═════ Records for this exercise

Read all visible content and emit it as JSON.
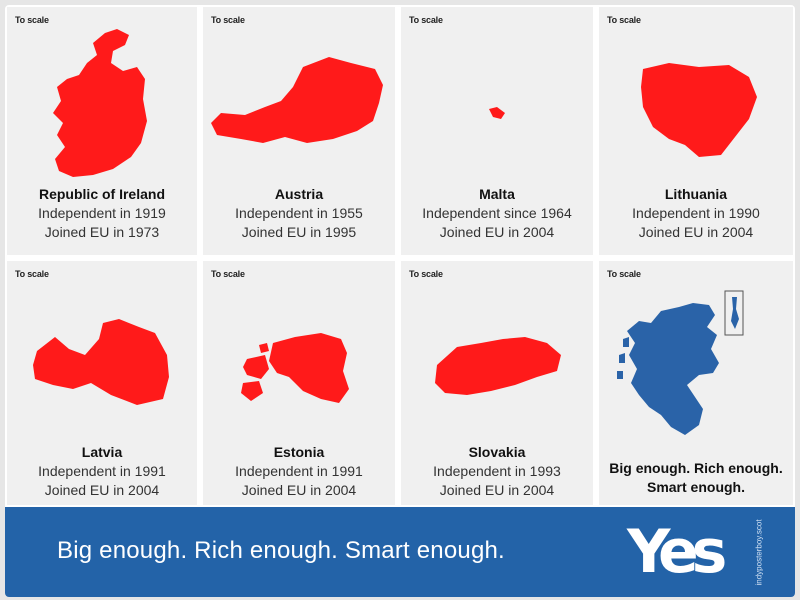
{
  "cards": [
    {
      "to_scale": "To scale",
      "name": "Republic of Ireland",
      "line1": "Independent in 1919",
      "line2": "Joined EU in 1973"
    },
    {
      "to_scale": "To scale",
      "name": "Austria",
      "line1": "Independent in 1955",
      "line2": "Joined EU in 1995"
    },
    {
      "to_scale": "To scale",
      "name": "Malta",
      "line1": "Independent since 1964",
      "line2": "Joined EU in 2004"
    },
    {
      "to_scale": "To scale",
      "name": "Lithuania",
      "line1": "Independent in 1990",
      "line2": "Joined EU in 2004"
    },
    {
      "to_scale": "To scale",
      "name": "Latvia",
      "line1": "Independent in 1991",
      "line2": "Joined EU in 2004"
    },
    {
      "to_scale": "To scale",
      "name": "Estonia",
      "line1": "Independent in 1991",
      "line2": "Joined EU in 2004"
    },
    {
      "to_scale": "To scale",
      "name": "Slovakia",
      "line1": "Independent in 1993",
      "line2": "Joined EU in 2004"
    },
    {
      "to_scale": "To scale",
      "line1": "Big enough. Rich enough.",
      "line2": "Smart enough."
    }
  ],
  "banner": {
    "tagline": "Big enough.  Rich enough.  Smart enough.",
    "logo_text": "Yes",
    "credit": "indyposterboy.scot"
  },
  "colors": {
    "country_red": "#ff1a1a",
    "scotland_blue": "#2a63a8",
    "banner_blue": "#2363a8"
  }
}
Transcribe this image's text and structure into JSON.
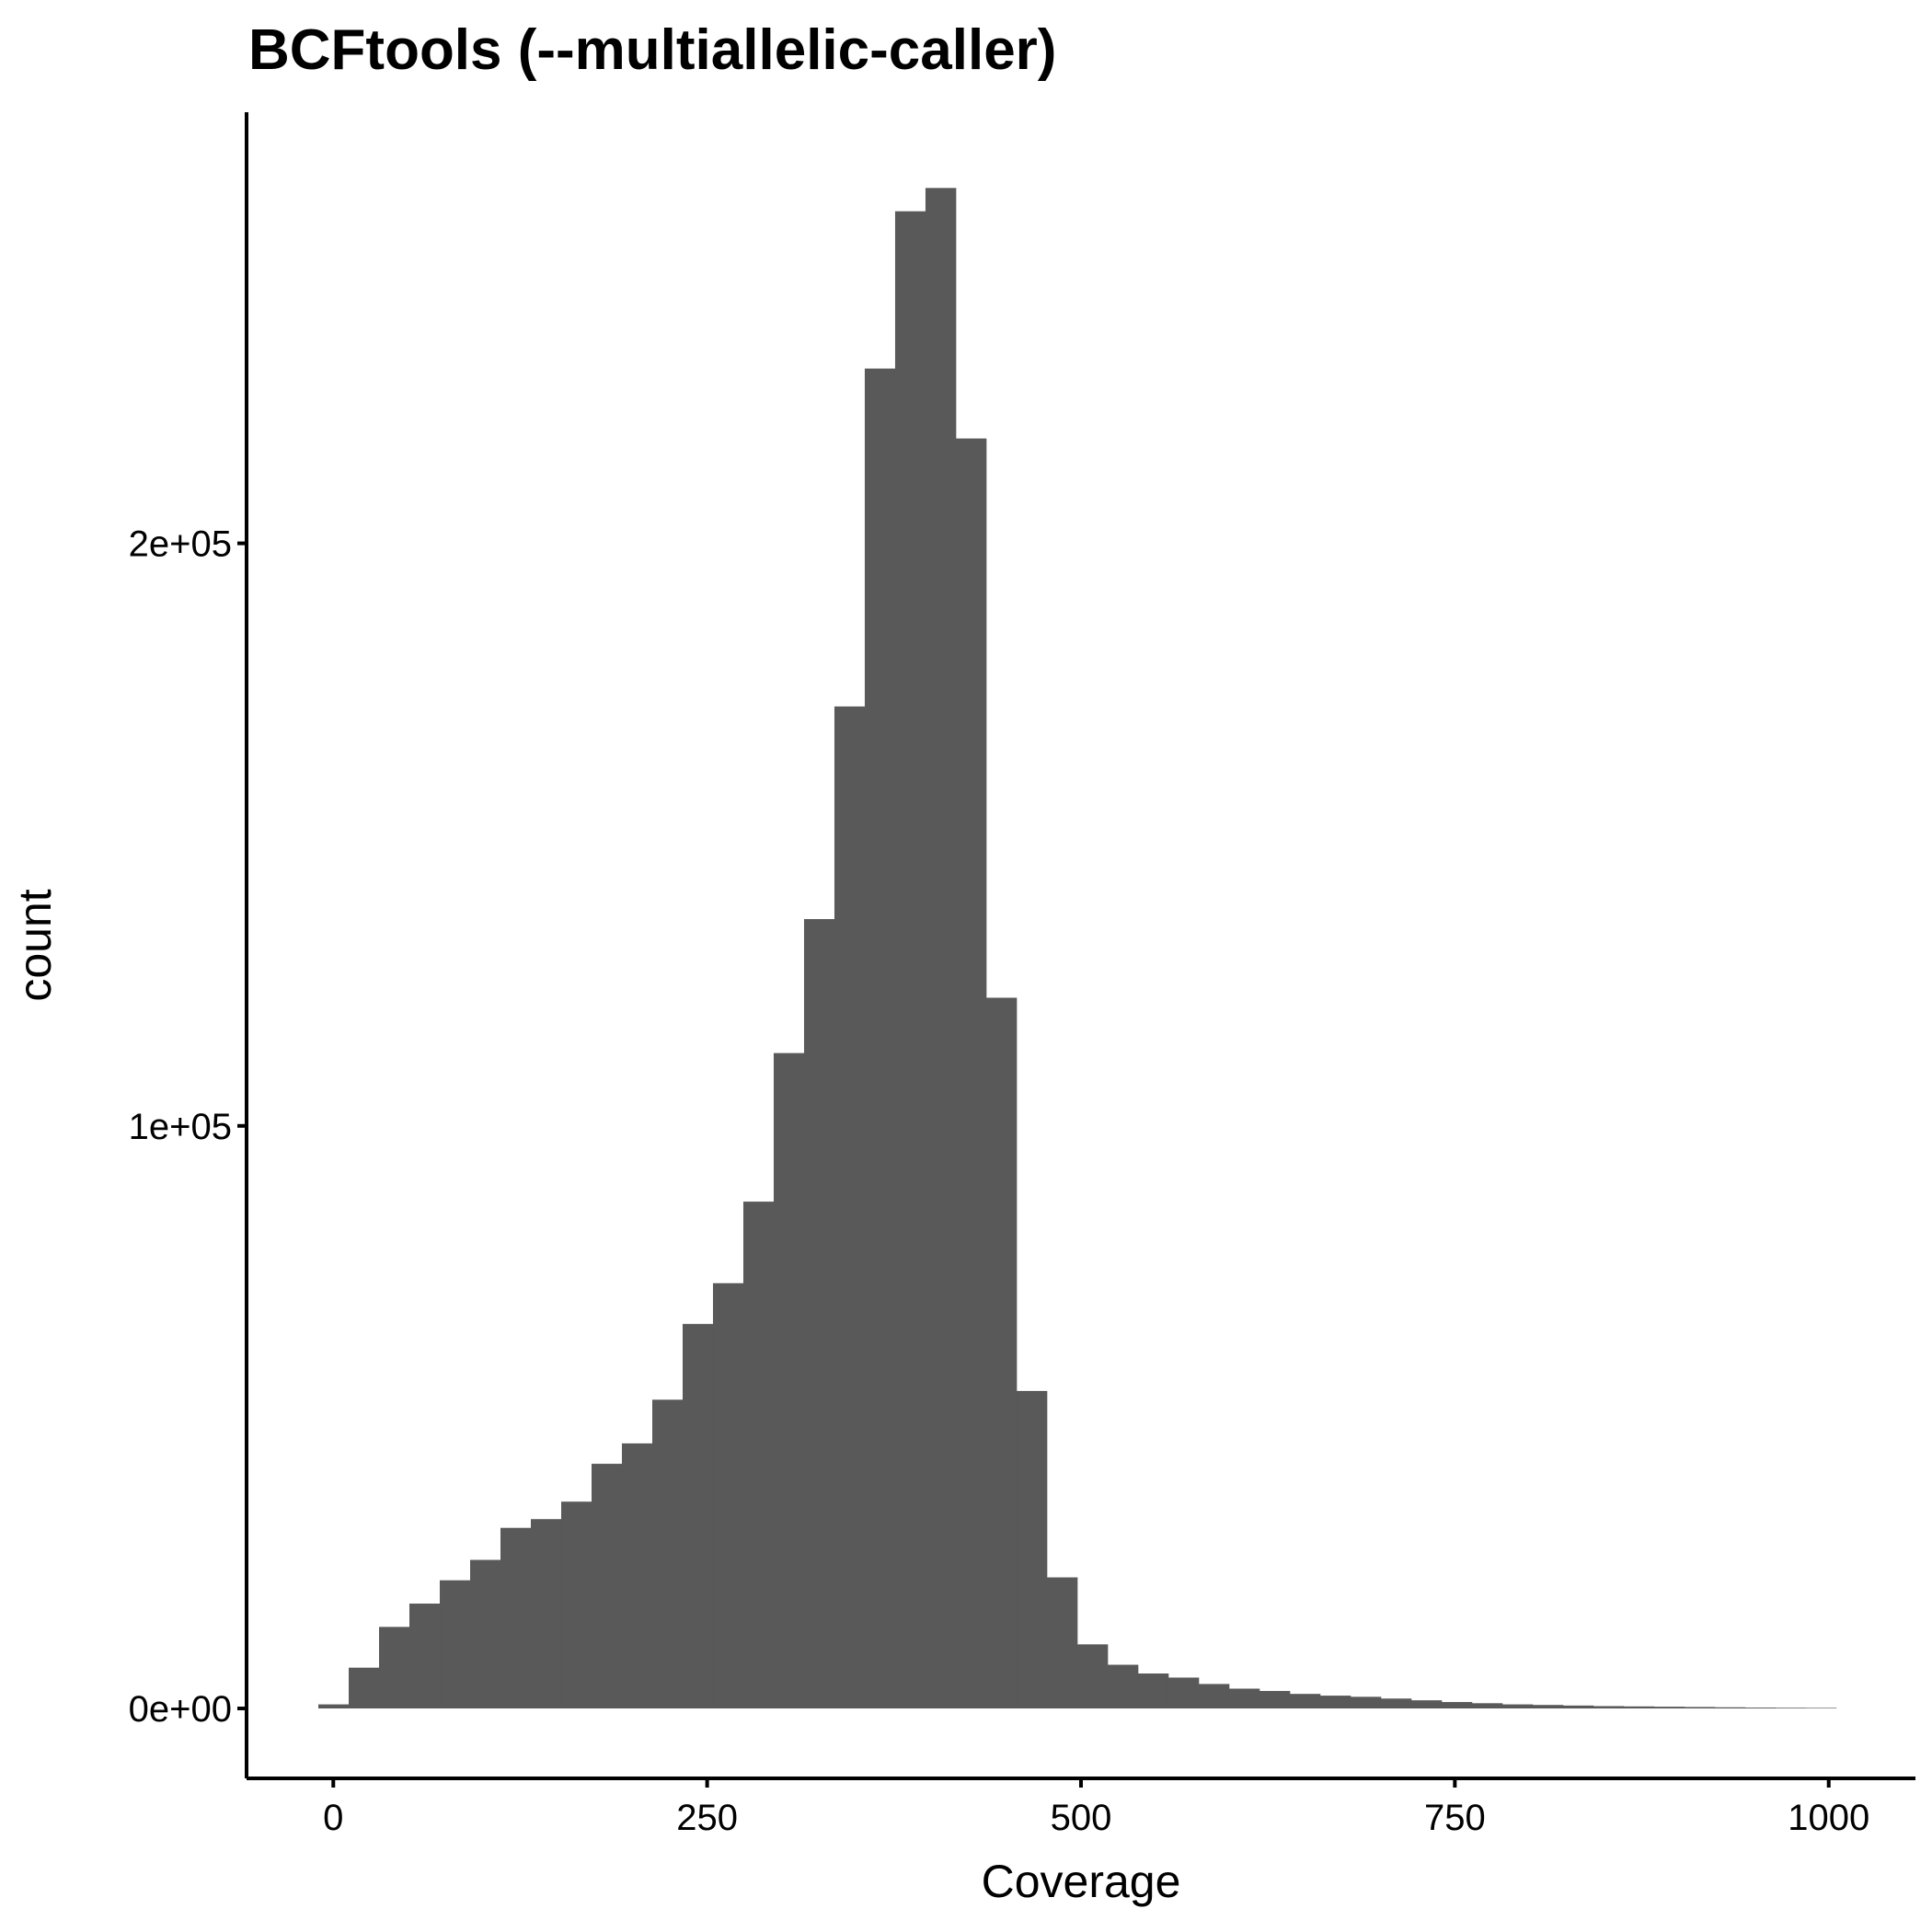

══════════

- _Exercise aim_
Which lines hold the word "JSON"? Copy every one of them.

- _Exercise response_
Read all visible content and emit it as JSON.
Transcribe this image's text and structure into JSON.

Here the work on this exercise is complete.